**INPUT ROWS**.
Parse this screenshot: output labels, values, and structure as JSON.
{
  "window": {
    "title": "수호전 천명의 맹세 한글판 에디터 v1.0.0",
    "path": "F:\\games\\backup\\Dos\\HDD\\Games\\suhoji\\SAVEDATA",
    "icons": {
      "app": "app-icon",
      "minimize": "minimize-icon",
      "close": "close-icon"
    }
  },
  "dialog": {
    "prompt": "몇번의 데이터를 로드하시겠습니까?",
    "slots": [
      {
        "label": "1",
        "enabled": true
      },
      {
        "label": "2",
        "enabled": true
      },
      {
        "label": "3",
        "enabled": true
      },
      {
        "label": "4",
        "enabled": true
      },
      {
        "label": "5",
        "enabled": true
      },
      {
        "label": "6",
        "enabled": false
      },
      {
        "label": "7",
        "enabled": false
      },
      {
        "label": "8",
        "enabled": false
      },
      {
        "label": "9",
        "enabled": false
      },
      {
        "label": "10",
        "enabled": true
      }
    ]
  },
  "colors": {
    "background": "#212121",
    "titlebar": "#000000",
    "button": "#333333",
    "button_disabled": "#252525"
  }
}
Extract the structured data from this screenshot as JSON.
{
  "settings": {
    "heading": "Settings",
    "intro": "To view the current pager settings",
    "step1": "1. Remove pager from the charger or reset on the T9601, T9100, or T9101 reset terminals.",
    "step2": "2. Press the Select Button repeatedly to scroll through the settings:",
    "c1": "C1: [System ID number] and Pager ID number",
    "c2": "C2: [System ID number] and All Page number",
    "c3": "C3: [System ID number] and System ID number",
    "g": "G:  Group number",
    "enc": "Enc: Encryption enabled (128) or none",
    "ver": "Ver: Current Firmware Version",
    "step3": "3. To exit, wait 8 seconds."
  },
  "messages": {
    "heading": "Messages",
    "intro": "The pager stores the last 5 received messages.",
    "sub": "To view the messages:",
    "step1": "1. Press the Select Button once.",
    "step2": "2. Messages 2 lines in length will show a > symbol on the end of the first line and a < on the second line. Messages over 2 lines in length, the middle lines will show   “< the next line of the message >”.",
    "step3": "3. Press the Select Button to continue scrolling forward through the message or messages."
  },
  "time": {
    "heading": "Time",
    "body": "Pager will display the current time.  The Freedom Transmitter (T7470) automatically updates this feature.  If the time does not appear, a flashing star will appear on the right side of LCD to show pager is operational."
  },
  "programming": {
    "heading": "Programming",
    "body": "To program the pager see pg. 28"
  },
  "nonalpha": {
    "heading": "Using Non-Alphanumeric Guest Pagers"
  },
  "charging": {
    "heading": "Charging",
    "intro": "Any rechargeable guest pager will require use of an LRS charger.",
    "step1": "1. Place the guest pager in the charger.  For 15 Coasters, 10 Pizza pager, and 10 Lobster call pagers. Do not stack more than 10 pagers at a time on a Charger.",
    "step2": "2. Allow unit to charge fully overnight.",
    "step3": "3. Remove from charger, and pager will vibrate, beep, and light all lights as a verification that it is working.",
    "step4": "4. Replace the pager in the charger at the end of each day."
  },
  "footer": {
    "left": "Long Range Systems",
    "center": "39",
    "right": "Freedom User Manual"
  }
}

**TASK PROMPT**. Output every record above exactly as it appears.

**FULL OUTPUT**.
Parse this screenshot: output labels, values, and structure as JSON.
{
  "window": {
    "title": "수호전 천명의 맹세 한글판 에디터 v1.0.0",
    "path": "F:\\games\\backup\\Dos\\HDD\\Games\\suhoji\\SAVEDATA",
    "icons": {
      "app": "app-icon",
      "minimize": "minimize-icon",
      "close": "close-icon"
    }
  },
  "dialog": {
    "prompt": "몇번의 데이터를 로드하시겠습니까?",
    "slots": [
      {
        "label": "1",
        "enabled": true
      },
      {
        "label": "2",
        "enabled": true
      },
      {
        "label": "3",
        "enabled": true
      },
      {
        "label": "4",
        "enabled": true
      },
      {
        "label": "5",
        "enabled": true
      },
      {
        "label": "6",
        "enabled": false
      },
      {
        "label": "7",
        "enabled": false
      },
      {
        "label": "8",
        "enabled": false
      },
      {
        "label": "9",
        "enabled": false
      },
      {
        "label": "10",
        "enabled": true
      }
    ]
  },
  "colors": {
    "background": "#212121",
    "titlebar": "#000000",
    "button": "#333333",
    "button_disabled": "#252525"
  }
}
Extract the structured data from this screenshot as JSON.
{
  "settings": {
    "heading": "Settings",
    "intro": "To view the current pager settings",
    "step1": "1. Remove pager from the charger or reset on the T9601, T9100, or T9101 reset terminals.",
    "step2": "2. Press the Select Button repeatedly to scroll through the settings:",
    "c1": "C1: [System ID number] and Pager ID number",
    "c2": "C2: [System ID number] and All Page number",
    "c3": "C3: [System ID number] and System ID number",
    "g": "G:  Group number",
    "enc": "Enc: Encryption enabled (128) or none",
    "ver": "Ver: Current Firmware Version",
    "step3": "3. To exit, wait 8 seconds."
  },
  "messages": {
    "heading": "Messages",
    "intro": "The pager stores the last 5 received messages.",
    "sub": "To view the messages:",
    "step1": "1. Press the Select Button once.",
    "step2": "2. Messages 2 lines in length will show a > symbol on the end of the first line and a < on the second line. Messages over 2 lines in length, the middle lines will show   “< the next line of the message >”.",
    "step3": "3. Press the Select Button to continue scrolling forward through the message or messages."
  },
  "time": {
    "heading": "Time",
    "body": "Pager will display the current time.  The Freedom Transmitter (T7470) automatically updates this feature.  If the time does not appear, a flashing star will appear on the right side of LCD to show pager is operational."
  },
  "programming": {
    "heading": "Programming",
    "body": "To program the pager see pg. 28"
  },
  "nonalpha": {
    "heading": "Using Non-Alphanumeric Guest Pagers"
  },
  "charging": {
    "heading": "Charging",
    "intro": "Any rechargeable guest pager will require use of an LRS charger.",
    "step1": "1. Place the guest pager in the charger.  For 15 Coasters, 10 Pizza pager, and 10 Lobster call pagers. Do not stack more than 10 pagers at a time on a Charger.",
    "step2": "2. Allow unit to charge fully overnight.",
    "step3": "3. Remove from charger, and pager will vibrate, beep, and light all lights as a verification that it is working.",
    "step4": "4. Replace the pager in the charger at the end of each day."
  },
  "footer": {
    "left": "Long Range Systems",
    "center": "39",
    "right": "Freedom User Manual"
  }
}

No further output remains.